Look below. Copy each line that has "widespread" in it.

(Data entries for graphics)
start

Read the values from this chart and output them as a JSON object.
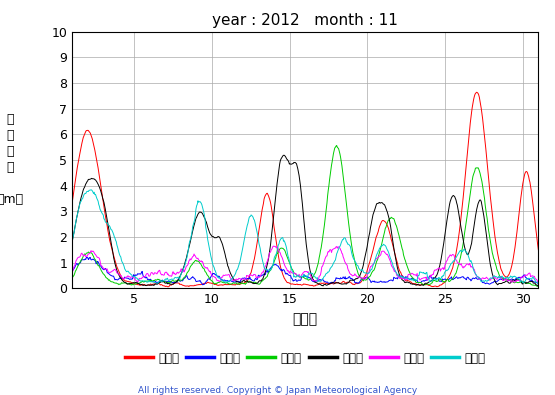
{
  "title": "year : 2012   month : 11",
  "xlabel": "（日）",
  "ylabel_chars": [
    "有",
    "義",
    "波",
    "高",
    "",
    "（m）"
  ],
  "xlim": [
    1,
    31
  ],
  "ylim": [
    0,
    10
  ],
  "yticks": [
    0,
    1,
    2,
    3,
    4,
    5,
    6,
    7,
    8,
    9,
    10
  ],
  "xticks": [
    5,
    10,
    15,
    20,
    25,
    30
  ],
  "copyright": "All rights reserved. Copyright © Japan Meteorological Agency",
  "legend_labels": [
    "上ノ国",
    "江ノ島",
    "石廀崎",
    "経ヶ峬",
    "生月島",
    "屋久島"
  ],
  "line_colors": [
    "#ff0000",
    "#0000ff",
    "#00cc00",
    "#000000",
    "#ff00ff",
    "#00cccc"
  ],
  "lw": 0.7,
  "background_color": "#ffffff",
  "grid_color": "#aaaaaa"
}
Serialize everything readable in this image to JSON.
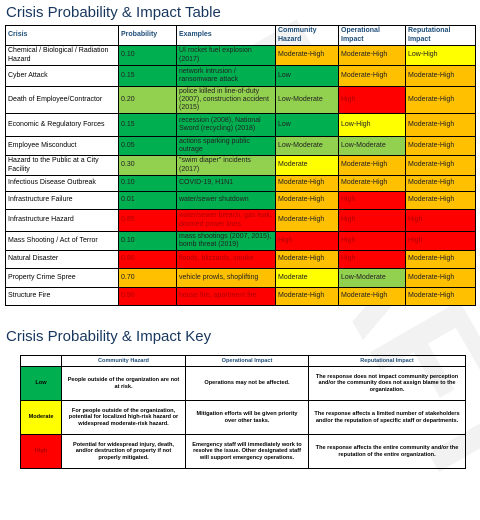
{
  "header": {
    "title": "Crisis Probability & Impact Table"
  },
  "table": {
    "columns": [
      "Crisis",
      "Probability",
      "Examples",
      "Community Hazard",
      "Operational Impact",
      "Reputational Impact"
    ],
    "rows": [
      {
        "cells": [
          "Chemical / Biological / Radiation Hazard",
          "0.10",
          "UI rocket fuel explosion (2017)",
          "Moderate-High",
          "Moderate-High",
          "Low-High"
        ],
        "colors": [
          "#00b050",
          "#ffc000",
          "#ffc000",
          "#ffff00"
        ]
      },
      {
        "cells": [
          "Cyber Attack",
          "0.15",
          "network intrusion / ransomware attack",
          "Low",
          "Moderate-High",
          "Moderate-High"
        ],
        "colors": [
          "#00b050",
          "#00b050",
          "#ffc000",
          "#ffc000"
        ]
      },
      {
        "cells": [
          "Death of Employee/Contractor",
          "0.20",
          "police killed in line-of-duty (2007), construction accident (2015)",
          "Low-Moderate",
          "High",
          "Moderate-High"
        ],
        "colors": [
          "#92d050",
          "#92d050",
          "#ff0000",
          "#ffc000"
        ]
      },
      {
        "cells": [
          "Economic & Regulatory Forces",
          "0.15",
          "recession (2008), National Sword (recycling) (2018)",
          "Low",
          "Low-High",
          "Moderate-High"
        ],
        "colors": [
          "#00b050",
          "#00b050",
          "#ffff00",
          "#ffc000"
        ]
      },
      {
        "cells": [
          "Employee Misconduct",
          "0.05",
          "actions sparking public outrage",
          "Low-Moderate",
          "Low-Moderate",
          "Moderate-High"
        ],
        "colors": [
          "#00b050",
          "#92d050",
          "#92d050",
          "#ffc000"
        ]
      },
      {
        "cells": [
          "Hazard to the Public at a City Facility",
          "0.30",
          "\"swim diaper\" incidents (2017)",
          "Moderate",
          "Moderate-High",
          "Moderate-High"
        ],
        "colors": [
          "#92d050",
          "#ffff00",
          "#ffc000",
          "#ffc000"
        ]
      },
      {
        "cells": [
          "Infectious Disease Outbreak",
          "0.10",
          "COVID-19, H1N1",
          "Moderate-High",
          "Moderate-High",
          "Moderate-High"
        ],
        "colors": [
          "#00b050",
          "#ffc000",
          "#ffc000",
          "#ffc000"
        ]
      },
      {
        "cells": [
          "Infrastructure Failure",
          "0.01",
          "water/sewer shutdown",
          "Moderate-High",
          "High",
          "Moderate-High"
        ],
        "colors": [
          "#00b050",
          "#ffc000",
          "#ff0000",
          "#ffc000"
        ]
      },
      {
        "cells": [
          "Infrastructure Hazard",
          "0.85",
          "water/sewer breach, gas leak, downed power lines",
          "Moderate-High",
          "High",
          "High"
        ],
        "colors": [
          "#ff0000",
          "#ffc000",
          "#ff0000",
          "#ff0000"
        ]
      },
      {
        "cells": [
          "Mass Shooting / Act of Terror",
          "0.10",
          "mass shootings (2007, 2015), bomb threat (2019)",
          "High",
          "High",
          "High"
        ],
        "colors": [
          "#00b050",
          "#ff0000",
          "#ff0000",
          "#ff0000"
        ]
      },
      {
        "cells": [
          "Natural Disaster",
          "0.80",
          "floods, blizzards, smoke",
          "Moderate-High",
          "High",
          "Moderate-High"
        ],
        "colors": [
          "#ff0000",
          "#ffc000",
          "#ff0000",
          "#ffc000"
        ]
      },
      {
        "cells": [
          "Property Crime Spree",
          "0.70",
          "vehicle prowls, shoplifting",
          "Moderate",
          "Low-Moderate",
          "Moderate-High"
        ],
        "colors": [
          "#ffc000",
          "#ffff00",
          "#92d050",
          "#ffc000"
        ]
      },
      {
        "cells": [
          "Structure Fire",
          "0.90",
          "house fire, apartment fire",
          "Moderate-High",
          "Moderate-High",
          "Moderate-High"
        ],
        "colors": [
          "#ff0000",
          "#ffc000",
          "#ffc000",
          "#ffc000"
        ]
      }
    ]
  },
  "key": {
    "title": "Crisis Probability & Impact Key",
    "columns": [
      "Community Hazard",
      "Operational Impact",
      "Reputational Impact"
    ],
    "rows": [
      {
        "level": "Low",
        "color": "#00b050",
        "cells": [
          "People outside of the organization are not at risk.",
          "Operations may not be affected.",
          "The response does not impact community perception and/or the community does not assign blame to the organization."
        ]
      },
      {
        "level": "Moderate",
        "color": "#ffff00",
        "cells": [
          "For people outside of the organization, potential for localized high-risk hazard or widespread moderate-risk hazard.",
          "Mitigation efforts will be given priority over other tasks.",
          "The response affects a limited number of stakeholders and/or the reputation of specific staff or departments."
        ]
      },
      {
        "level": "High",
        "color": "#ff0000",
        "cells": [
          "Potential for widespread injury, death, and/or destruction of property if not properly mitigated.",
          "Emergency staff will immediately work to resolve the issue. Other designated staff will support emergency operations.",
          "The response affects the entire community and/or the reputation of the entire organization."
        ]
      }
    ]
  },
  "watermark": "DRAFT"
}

end

> _Answer in full_:
          "For people outside of the organization, potential for localized high-risk hazard or widespread moderate-risk hazard.",
          "Potential for widespread injury, death, and/or destruction of property if not properly mitigated.",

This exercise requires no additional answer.